Problem statement: Lift every line from the entries that includes the word "their".

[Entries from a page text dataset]
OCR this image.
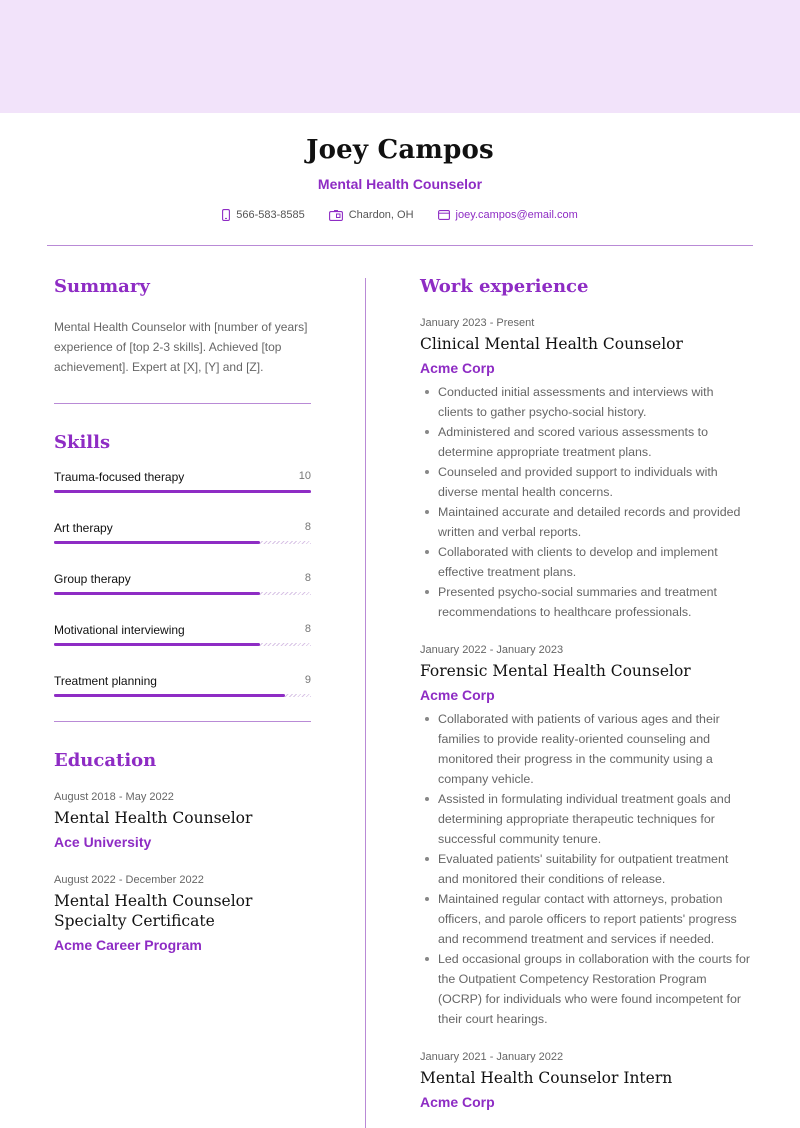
Joey Campos
Mental Health Counselor
566-583-8585	Chardon, OH	joey.campos@email.com
Summary
Mental Health Counselor with [number of years] experience of [top 2-3 skills]. Achieved [top achievement]. Expert at [X], [Y] and [Z].
Skills
Trauma-focused therapy	10
Art therapy	8
Group therapy	8
Motivational interviewing	8
Treatment planning	9
Education
August 2018 - May 2022
Mental Health Counselor
Ace University
August 2022 - December 2022
Mental Health Counselor Specialty Certificate
Acme Career Program
Work experience
January 2023 - Present
Clinical Mental Health Counselor
Acme Corp
Conducted initial assessments and interviews with clients to gather psycho-social history.
Administered and scored various assessments to determine appropriate treatment plans.
Counseled and provided support to individuals with diverse mental health concerns.
Maintained accurate and detailed records and provided written and verbal reports.
Collaborated with clients to develop and implement effective treatment plans.
Presented psycho-social summaries and treatment recommendations to healthcare professionals.
January 2022 - January 2023
Forensic Mental Health Counselor
Acme Corp
Collaborated with patients of various ages and their families to provide reality-oriented counseling and monitored their progress in the community using a company vehicle.
Assisted in formulating individual treatment goals and determining appropriate therapeutic techniques for successful community tenure.
Evaluated patients' suitability for outpatient treatment and monitored their conditions of release.
Maintained regular contact with attorneys, probation officers, and parole officers to report patients' progress and recommend treatment and services if needed.
Led occasional groups in collaboration with the courts for the Outpatient Competency Restoration Program (OCRP) for individuals who were found incompetent for their court hearings.
January 2021 - January 2022
Mental Health Counselor Intern
Acme Corp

Exercise answer:
Collaborated with patients of various ages and their families to provide reality-oriented counseling and monitored their progress in the community using a company vehicle.
Evaluated patients' suitability for outpatient treatment and monitored their conditions of release.
Led occasional groups in collaboration with the courts for the Outpatient Competency Restoration Program (OCRP) for individuals who were found incompetent for their court hearings.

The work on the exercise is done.